Text block:
Convergency of dual extrusion bioprinting and melt electrowriting allows for vascularized cardiac patch fabrication

Jun 28, 2022, 11:40 AM
10m
Room: S3 A

Room: S3 A

Speaker

Ainsworth, Madison J. (University Medical Center Utrecht )

Description

Introduction
Realization of tissue engineered cardiac constructs has progressed with the combination of induced pluripotent stem cell-derived cardiomyocytes (hiPSC-CMs) and additive manufactured frameworks for guided repair[1]. Recently, we developed hexagonal 3D microfiber scaffolds with melt electrowriting (MEW). These scaffolds support contracting hiPSC-CMs and promote tissue organization and maturation[2]. However, scaling such constructs includes challenges, such as the need for nutrient and oxygen supply. We hypothesized that control over vascular patterning and deposition of cardiac cells can promote cardiac construct vascularization and native-like tissue formation. This study converges extrusion-based bioprinting and MEW to biofabricate the first anatomically-designed vascularized cardiac patch.
Methodology
Hexagonal MEW meshes were fabricated with a 3DDiscovery (REGENHU)[2]. Cell composition for myocardial and vascular components were tested using varied ratios of hiPSC-CMs, human fetal cardiac fibroblasts and human umbilical vein endothelial cells. Bioinks (myocardial and vascular) comprised of photo-crosslinkable GelMA with the addition of collagen or matrigel were optimized for both cellular performance and bioprintability by use of soluble fraction analysis, immunofluorescent staining, beating rate analysis and qPCR assessment. Viability after bioprinting was assessed using a metabolic assay and live/dead staining, comparing bioprinted to cast constructs. Finally, the myocardial and vascular bioinks were co-printed into the microfibers meshes using an anatomical design, modelled from a branch of the left anterior descending artery. The constructs were analyzed using immunofluorescent stainings.

What is needed:
In the cardiac patch abstract above, turn the paragraph beginning "Hexagonal MEW meshes were fabricated" into a short bulleted list that keeps its main facts.

Given information:
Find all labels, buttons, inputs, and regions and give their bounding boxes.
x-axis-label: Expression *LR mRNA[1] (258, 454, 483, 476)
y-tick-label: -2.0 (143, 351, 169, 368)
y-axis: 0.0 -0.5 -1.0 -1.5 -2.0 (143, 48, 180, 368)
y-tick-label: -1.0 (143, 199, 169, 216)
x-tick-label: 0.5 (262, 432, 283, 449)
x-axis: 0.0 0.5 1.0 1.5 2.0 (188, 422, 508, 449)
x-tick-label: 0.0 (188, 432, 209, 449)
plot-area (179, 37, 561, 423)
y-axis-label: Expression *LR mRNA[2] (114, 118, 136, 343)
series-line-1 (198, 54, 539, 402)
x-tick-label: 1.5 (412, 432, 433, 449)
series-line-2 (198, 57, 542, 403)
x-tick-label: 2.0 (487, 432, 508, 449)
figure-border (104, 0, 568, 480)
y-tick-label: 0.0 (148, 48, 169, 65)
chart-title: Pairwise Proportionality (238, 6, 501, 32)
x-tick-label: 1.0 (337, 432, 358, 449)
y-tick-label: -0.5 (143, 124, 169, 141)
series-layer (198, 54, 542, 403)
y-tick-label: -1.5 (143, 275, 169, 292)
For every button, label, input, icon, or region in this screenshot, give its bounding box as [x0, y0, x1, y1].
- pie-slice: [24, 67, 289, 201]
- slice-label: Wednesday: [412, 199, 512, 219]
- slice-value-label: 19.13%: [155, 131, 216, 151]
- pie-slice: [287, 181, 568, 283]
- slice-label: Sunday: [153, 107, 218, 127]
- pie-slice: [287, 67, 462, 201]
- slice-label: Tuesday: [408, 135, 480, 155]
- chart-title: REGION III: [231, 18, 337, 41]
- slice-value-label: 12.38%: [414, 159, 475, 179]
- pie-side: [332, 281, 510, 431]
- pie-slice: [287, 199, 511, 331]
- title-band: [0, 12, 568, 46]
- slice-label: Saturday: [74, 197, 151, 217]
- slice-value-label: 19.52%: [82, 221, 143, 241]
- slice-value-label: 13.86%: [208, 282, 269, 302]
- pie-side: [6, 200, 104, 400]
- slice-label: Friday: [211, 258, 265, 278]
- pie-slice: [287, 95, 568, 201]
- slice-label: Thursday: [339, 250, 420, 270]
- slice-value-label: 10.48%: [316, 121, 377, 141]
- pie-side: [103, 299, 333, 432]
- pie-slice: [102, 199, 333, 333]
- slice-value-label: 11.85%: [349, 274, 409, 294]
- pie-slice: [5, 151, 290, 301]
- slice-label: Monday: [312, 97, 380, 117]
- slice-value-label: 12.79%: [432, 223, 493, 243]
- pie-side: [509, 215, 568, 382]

Problem solution:
- Hexagonal MEW meshes were made with a 3DDiscovery (REGENHU).
- Cell compositions for the myocardial and vascular components were tested using different ratios of hiPSC-CMs, human fetal cardiac fibroblasts and human umbilical vein endothelial cells.
- Myocardial and vascular bioinks of photo-crosslinkable GelMA with added collagen or matrigel were optimized for cellular performance and bioprintability through soluble fraction analysis, immunofluorescent staining, beating rate analysis and qPCR.
- Viability after bioprinting was checked with a metabolic assay and live/dead staining, comparing bioprinted constructs with cast ones.
- The two bioinks were co-printed into the microfiber meshes in an anatomical design modeled on a branch of the left anterior descending artery.
- The constructs were analyzed with immunofluorescent staining.